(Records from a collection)
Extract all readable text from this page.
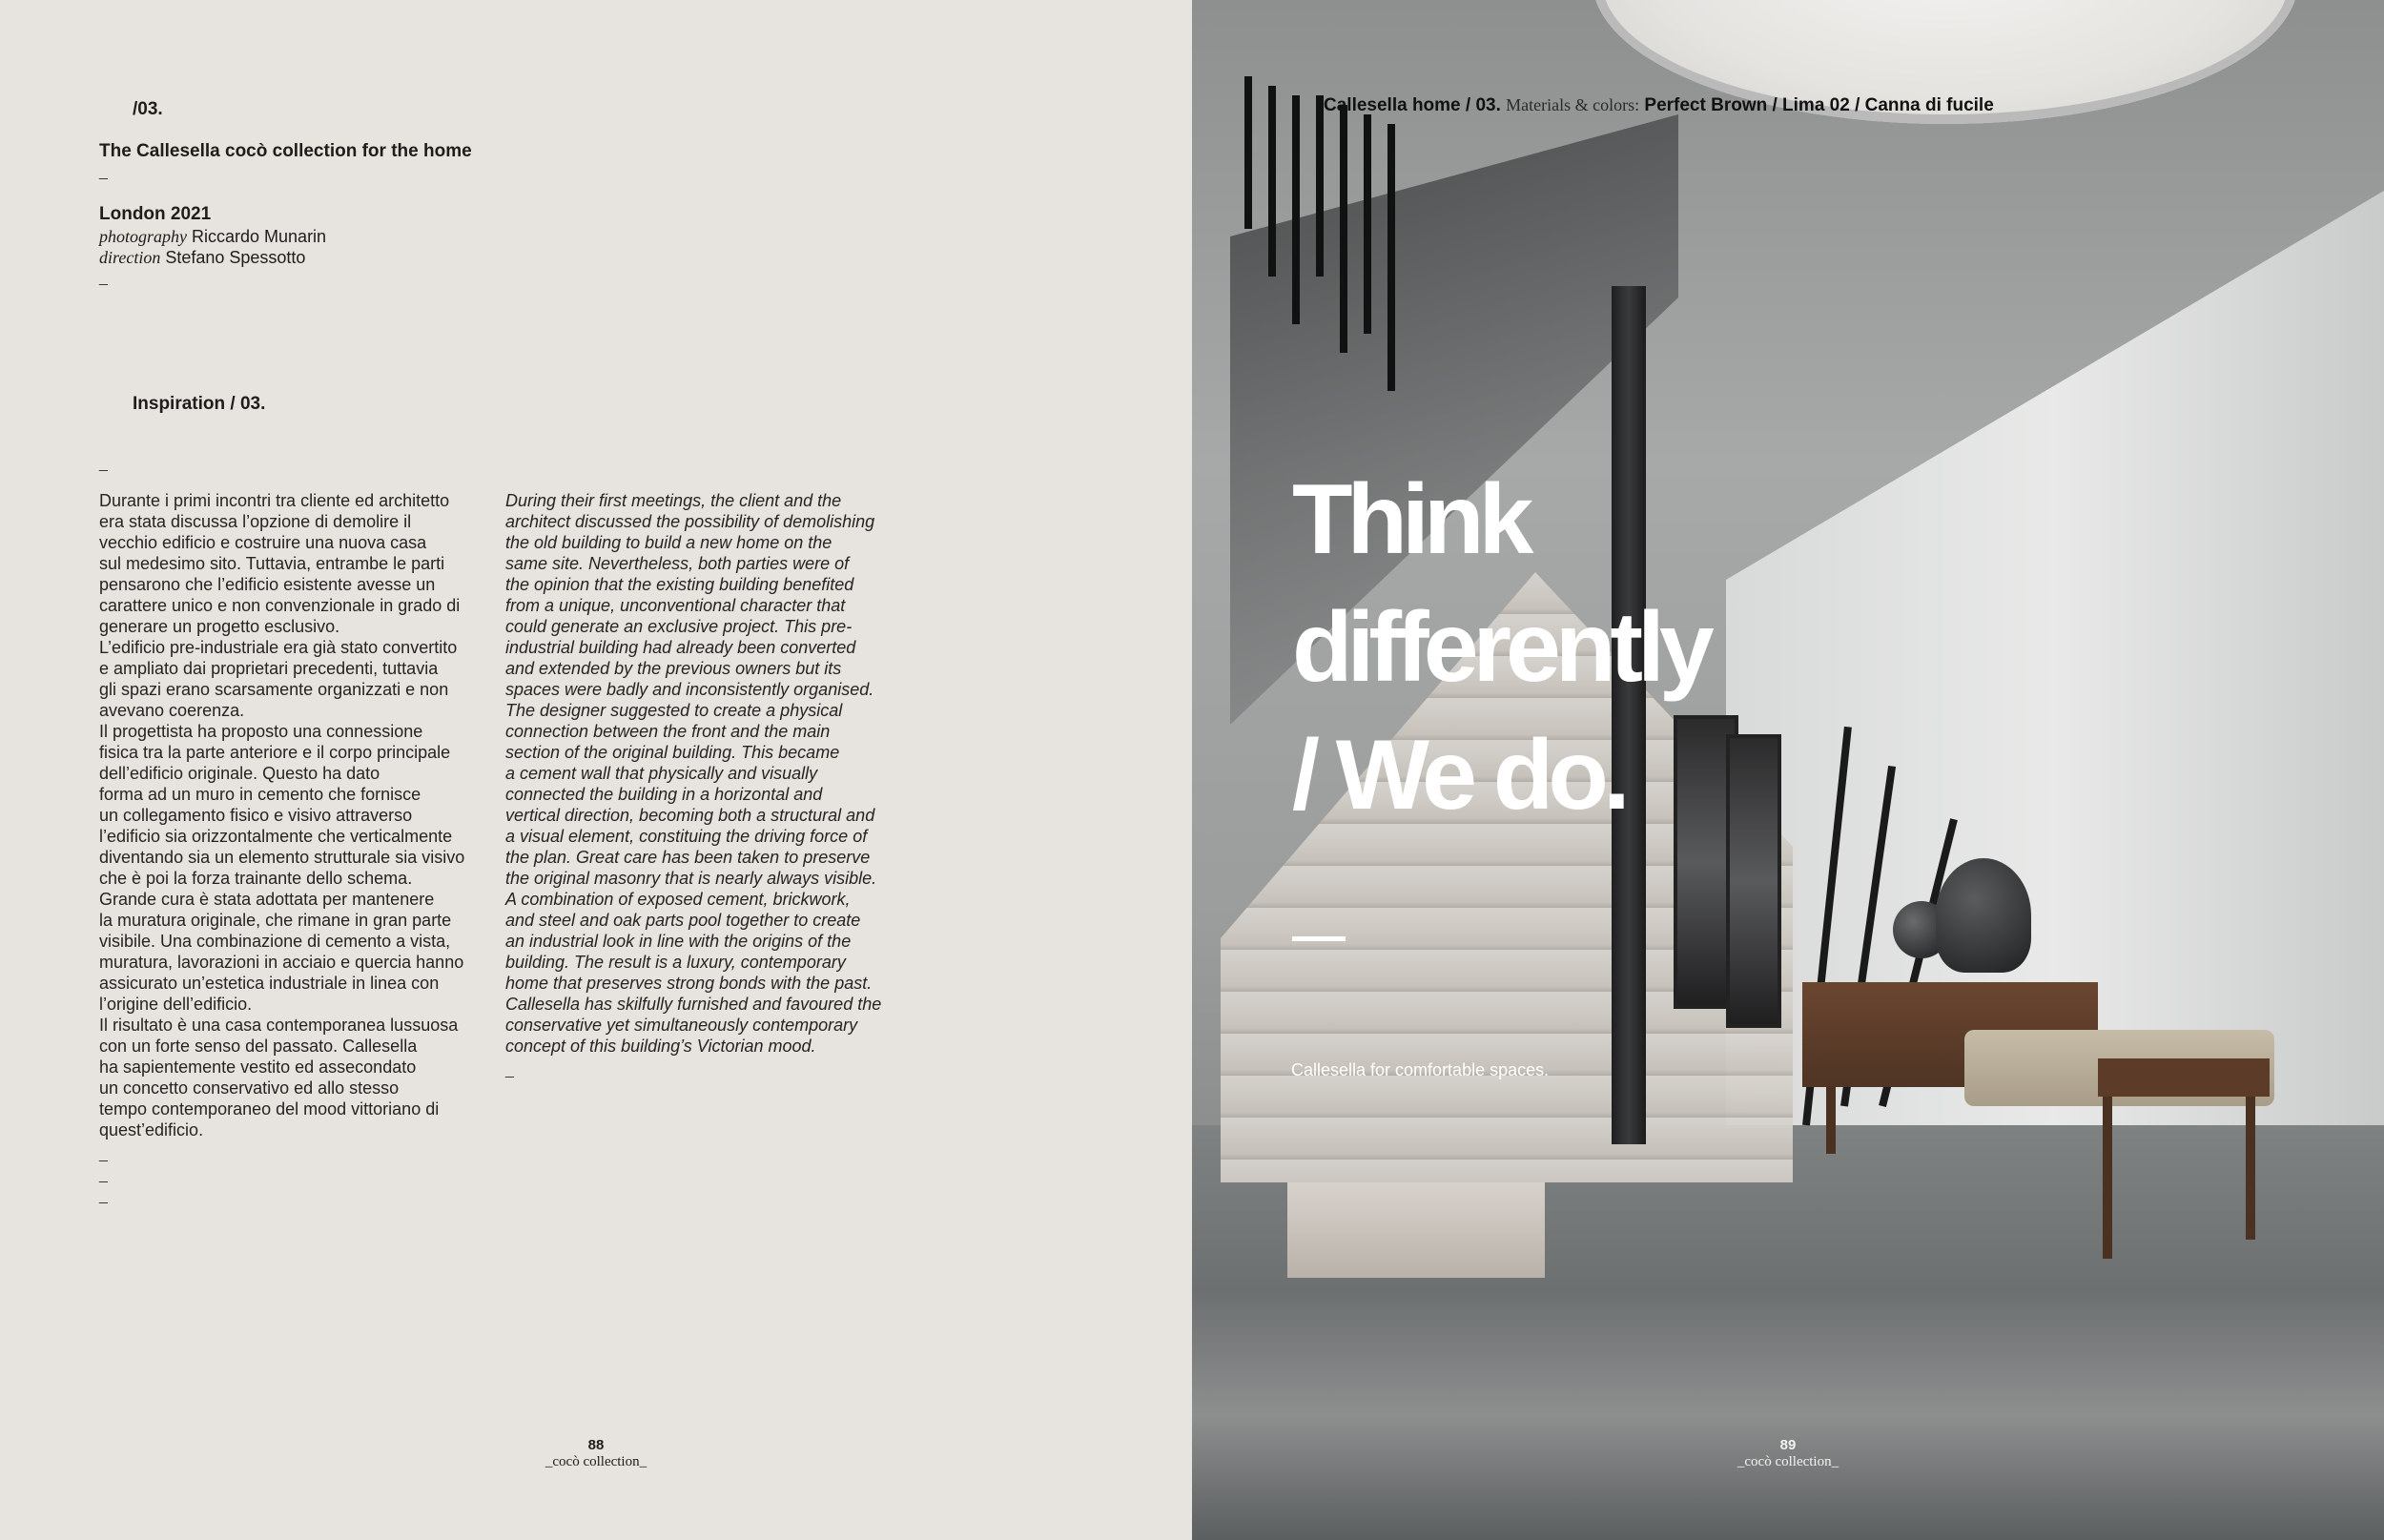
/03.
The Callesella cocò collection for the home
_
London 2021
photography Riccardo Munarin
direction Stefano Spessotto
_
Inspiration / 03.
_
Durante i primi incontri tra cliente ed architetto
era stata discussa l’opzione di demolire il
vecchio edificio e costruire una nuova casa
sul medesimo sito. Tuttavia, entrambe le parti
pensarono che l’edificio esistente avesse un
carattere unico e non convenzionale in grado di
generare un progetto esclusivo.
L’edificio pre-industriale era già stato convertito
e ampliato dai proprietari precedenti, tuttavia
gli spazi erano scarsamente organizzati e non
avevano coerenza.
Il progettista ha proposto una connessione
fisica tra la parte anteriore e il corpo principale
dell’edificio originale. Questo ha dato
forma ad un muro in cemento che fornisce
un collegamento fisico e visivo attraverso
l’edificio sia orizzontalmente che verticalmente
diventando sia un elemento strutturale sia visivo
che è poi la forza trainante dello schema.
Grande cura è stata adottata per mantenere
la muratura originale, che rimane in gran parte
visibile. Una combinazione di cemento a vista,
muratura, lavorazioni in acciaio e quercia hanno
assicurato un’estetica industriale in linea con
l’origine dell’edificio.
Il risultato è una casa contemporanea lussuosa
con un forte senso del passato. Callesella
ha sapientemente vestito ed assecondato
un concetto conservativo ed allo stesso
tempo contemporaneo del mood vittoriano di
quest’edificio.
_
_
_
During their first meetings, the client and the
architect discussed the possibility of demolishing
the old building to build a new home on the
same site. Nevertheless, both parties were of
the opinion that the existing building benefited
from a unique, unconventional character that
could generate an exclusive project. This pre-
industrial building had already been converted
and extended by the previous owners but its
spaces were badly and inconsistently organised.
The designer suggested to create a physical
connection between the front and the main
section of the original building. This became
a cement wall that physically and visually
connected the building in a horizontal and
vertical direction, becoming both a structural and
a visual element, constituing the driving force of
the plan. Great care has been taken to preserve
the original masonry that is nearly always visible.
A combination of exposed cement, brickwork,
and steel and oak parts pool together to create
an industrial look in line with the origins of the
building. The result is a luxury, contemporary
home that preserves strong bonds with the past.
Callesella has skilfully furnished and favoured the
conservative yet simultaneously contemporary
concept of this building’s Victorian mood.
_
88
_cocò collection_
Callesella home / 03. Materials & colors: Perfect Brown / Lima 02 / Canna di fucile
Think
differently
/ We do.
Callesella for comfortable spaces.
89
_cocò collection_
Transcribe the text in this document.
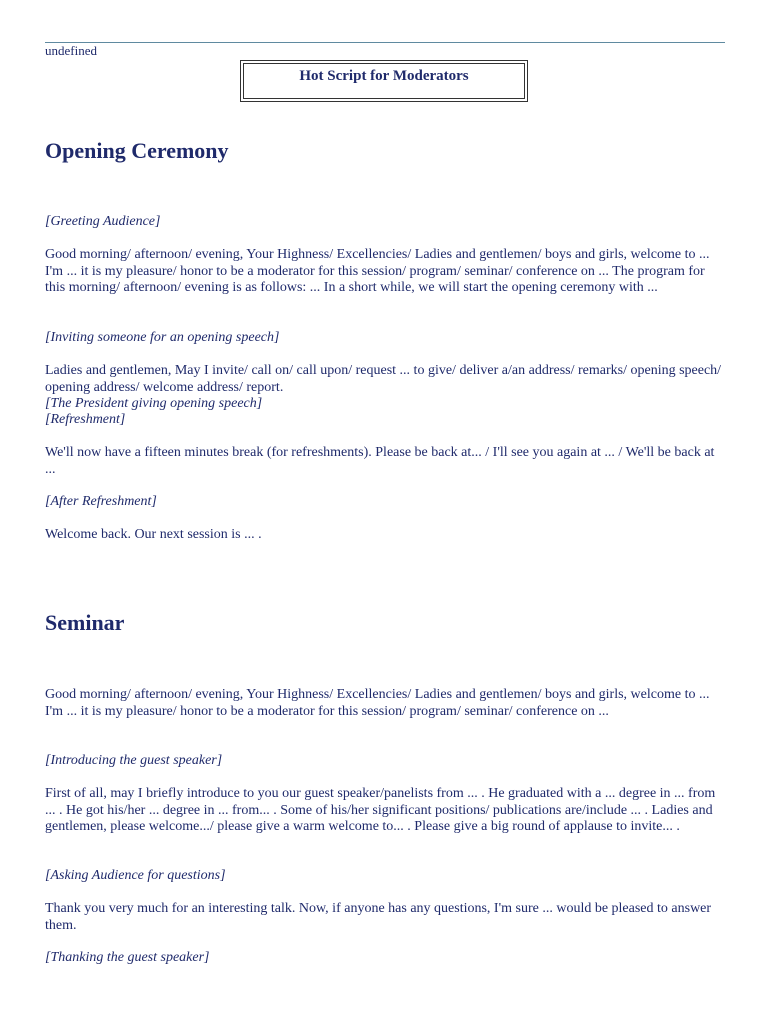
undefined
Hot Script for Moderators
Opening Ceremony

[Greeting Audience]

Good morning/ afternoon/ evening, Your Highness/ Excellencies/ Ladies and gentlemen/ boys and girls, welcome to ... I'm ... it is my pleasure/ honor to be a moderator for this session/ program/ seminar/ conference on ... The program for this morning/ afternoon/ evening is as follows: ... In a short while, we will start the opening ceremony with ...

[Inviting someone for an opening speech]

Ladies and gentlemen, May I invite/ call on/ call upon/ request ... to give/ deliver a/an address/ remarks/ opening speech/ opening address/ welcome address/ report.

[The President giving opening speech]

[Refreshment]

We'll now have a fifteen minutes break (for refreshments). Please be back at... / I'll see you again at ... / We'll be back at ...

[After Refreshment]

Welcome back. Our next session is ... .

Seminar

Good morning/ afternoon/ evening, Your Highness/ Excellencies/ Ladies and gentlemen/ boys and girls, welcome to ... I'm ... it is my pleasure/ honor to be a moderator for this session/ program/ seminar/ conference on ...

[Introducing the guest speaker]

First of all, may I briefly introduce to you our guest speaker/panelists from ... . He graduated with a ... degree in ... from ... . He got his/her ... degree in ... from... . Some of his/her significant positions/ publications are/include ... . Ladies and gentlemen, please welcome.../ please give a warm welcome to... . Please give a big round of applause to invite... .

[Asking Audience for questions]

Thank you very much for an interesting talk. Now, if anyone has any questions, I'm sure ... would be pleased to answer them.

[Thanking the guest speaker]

WHAT IS REQUIRED:
All preceding records should be duplicated verbatim, images excepted.

COMPLETE ANSWER:
Extract all readable text from this page.
/03.
The Callesella cocò collection for the home
_
London 2021
photography Riccardo Munarin
direction Stefano Spessotto
_
Inspiration / 03.
_
Durante i primi incontri tra cliente ed architetto
era stata discussa l’opzione di demolire il
vecchio edificio e costruire una nuova casa
sul medesimo sito. Tuttavia, entrambe le parti
pensarono che l’edificio esistente avesse un
carattere unico e non convenzionale in grado di
generare un progetto esclusivo.
L’edificio pre-industriale era già stato convertito
e ampliato dai proprietari precedenti, tuttavia
gli spazi erano scarsamente organizzati e non
avevano coerenza.
Il progettista ha proposto una connessione
fisica tra la parte anteriore e il corpo principale
dell’edificio originale. Questo ha dato
forma ad un muro in cemento che fornisce
un collegamento fisico e visivo attraverso
l’edificio sia orizzontalmente che verticalmente
diventando sia un elemento strutturale sia visivo
che è poi la forza trainante dello schema.
Grande cura è stata adottata per mantenere
la muratura originale, che rimane in gran parte
visibile. Una combinazione di cemento a vista,
muratura, lavorazioni in acciaio e quercia hanno
assicurato un’estetica industriale in linea con
l’origine dell’edificio.
Il risultato è una casa contemporanea lussuosa
con un forte senso del passato. Callesella
ha sapientemente vestito ed assecondato
un concetto conservativo ed allo stesso
tempo contemporaneo del mood vittoriano di
quest’edificio.
_
_
_
During their first meetings, the client and the
architect discussed the possibility of demolishing
the old building to build a new home on the
same site. Nevertheless, both parties were of
the opinion that the existing building benefited
from a unique, unconventional character that
could generate an exclusive project. This pre-
industrial building had already been converted
and extended by the previous owners but its
spaces were badly and inconsistently organised.
The designer suggested to create a physical
connection between the front and the main
section of the original building. This became
a cement wall that physically and visually
connected the building in a horizontal and
vertical direction, becoming both a structural and
a visual element, constituing the driving force of
the plan. Great care has been taken to preserve
the original masonry that is nearly always visible.
A combination of exposed cement, brickwork,
and steel and oak parts pool together to create
an industrial look in line with the origins of the
building. The result is a luxury, contemporary
home that preserves strong bonds with the past.
Callesella has skilfully furnished and favoured the
conservative yet simultaneously contemporary
concept of this building’s Victorian mood.
_
88
_cocò collection_
Callesella home / 03. Materials & colors: Perfect Brown / Lima 02 / Canna di fucile
Think
differently
/ We do.
Callesella for comfortable spaces.
89
_cocò collection_
Transcribe the text in this document.
undefined
Hot Script for Moderators
Opening Ceremony

[Greeting Audience]

Good morning/ afternoon/ evening, Your Highness/ Excellencies/ Ladies and gentlemen/ boys and girls, welcome to ... I'm ... it is my pleasure/ honor to be a moderator for this session/ program/ seminar/ conference on ... The program for this morning/ afternoon/ evening is as follows: ... In a short while, we will start the opening ceremony with ...

[Inviting someone for an opening speech]

Ladies and gentlemen, May I invite/ call on/ call upon/ request ... to give/ deliver a/an address/ remarks/ opening speech/ opening address/ welcome address/ report.

[The President giving opening speech]

[Refreshment]

We'll now have a fifteen minutes break (for refreshments). Please be back at... / I'll see you again at ... / We'll be back at ...

[After Refreshment]

Welcome back. Our next session is ... .

Seminar

Good morning/ afternoon/ evening, Your Highness/ Excellencies/ Ladies and gentlemen/ boys and girls, welcome to ... I'm ... it is my pleasure/ honor to be a moderator for this session/ program/ seminar/ conference on ...

[Introducing the guest speaker]

First of all, may I briefly introduce to you our guest speaker/panelists from ... . He graduated with a ... degree in ... from ... . He got his/her ... degree in ... from... . Some of his/her significant positions/ publications are/include ... . Ladies and gentlemen, please welcome.../ please give a warm welcome to... . Please give a big round of applause to invite... .

[Asking Audience for questions]

Thank you very much for an interesting talk. Now, if anyone has any questions, I'm sure ... would be pleased to answer them.

[Thanking the guest speaker]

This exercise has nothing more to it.